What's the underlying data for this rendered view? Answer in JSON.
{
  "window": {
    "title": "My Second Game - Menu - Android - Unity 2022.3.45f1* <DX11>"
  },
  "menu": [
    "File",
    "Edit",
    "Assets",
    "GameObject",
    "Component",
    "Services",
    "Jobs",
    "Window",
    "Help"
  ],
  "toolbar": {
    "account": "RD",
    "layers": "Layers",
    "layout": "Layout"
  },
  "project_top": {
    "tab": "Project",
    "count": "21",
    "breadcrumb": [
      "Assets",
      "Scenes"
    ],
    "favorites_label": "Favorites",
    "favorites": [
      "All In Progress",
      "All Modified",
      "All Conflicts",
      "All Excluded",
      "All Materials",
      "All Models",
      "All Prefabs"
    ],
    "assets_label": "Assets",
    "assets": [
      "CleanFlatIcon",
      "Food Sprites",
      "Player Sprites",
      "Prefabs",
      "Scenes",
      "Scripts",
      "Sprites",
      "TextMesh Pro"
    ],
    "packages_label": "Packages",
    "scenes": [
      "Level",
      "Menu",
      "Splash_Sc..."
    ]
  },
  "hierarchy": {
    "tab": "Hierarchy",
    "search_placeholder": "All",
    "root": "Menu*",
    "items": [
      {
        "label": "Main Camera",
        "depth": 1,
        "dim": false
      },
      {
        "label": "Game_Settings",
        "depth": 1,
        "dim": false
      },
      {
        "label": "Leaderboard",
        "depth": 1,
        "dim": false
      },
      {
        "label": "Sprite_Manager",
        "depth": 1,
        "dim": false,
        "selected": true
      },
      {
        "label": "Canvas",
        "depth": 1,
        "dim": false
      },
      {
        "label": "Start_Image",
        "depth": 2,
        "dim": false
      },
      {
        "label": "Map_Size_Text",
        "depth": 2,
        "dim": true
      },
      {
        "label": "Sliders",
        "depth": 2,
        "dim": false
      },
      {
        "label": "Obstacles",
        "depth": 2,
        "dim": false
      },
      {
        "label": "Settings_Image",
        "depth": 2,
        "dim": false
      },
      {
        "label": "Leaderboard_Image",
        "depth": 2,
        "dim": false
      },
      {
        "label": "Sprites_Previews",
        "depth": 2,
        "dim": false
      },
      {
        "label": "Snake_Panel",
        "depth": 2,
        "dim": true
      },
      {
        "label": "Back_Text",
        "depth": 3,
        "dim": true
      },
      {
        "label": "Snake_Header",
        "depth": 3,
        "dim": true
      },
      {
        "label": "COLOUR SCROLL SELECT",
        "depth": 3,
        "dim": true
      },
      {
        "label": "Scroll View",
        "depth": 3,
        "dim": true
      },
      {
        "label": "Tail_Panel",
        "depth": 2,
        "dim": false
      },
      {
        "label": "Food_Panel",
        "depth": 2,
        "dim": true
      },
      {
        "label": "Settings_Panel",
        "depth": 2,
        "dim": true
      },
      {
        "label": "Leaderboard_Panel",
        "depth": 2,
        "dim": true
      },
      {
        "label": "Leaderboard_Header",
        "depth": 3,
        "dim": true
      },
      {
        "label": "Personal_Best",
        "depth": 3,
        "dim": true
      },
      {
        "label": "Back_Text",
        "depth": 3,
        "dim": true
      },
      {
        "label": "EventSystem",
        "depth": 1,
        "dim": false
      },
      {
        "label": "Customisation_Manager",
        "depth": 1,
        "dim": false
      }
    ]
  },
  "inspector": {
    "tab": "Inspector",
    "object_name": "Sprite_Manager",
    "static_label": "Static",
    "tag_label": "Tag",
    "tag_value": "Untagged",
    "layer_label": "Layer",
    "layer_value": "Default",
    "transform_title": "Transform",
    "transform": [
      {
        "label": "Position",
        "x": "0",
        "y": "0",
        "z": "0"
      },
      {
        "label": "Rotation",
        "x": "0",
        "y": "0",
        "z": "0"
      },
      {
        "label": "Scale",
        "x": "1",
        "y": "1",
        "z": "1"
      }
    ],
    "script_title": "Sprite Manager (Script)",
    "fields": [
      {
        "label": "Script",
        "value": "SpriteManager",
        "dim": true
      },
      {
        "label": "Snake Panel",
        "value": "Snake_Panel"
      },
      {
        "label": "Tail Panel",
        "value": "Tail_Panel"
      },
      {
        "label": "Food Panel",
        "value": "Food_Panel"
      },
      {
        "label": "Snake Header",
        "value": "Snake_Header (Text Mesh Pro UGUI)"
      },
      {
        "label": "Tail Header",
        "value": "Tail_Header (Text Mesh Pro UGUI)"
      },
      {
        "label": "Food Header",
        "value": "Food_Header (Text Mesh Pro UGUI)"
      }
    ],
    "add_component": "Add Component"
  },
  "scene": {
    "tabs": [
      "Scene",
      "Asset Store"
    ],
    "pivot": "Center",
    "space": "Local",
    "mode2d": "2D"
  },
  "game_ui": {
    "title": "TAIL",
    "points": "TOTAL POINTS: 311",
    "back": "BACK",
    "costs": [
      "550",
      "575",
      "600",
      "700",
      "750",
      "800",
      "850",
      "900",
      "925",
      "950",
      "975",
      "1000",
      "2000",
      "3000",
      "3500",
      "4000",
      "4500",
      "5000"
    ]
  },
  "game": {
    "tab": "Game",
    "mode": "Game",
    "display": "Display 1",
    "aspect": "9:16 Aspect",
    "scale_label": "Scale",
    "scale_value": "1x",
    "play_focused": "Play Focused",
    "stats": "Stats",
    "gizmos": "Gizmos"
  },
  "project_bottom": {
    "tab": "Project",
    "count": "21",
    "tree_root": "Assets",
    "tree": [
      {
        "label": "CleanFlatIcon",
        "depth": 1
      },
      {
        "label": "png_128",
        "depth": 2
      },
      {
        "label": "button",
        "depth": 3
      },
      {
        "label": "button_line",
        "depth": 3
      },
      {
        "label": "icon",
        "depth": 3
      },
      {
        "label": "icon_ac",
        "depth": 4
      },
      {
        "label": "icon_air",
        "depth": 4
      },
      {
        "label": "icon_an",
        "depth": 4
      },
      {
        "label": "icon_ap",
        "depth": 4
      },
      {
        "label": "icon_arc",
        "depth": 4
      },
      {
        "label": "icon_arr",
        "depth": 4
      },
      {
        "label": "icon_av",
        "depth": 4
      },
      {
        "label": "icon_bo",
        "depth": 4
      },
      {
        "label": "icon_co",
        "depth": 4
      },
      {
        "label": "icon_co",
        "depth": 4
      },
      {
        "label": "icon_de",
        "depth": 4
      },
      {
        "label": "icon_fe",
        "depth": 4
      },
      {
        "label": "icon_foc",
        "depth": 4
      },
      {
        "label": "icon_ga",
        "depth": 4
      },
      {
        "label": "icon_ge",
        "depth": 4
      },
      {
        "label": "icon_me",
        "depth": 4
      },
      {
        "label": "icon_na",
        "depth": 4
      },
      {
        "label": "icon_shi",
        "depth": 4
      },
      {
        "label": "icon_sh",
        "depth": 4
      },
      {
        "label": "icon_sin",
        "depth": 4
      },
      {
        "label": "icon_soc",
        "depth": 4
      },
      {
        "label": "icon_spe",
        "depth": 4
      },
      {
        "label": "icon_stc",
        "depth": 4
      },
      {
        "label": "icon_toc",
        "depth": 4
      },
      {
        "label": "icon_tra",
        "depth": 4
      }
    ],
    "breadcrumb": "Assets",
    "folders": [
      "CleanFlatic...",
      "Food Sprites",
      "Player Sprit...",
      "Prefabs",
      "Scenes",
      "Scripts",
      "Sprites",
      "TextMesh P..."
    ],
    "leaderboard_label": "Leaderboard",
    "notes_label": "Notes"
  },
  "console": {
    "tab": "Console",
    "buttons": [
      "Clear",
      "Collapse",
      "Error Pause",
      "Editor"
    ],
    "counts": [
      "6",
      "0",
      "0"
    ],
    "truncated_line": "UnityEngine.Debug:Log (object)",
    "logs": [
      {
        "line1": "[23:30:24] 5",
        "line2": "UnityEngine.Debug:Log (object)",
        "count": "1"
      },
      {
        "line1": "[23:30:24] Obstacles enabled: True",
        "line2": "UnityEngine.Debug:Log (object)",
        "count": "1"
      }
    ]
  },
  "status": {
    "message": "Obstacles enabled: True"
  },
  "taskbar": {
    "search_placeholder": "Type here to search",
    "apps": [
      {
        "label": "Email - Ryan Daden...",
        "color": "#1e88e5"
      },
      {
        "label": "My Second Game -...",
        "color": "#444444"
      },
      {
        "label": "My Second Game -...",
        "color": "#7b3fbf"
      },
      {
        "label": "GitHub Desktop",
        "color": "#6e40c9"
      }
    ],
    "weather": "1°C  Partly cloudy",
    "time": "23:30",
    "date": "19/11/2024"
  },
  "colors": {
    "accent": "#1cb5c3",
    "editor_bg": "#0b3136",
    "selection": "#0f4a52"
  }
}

▬▬▬▬▬▬

Identify the lines of the entries containing the string "CleanFlatIcon". Copy each such line.

      "CleanFlatIcon",
        "label": "CleanFlatIcon",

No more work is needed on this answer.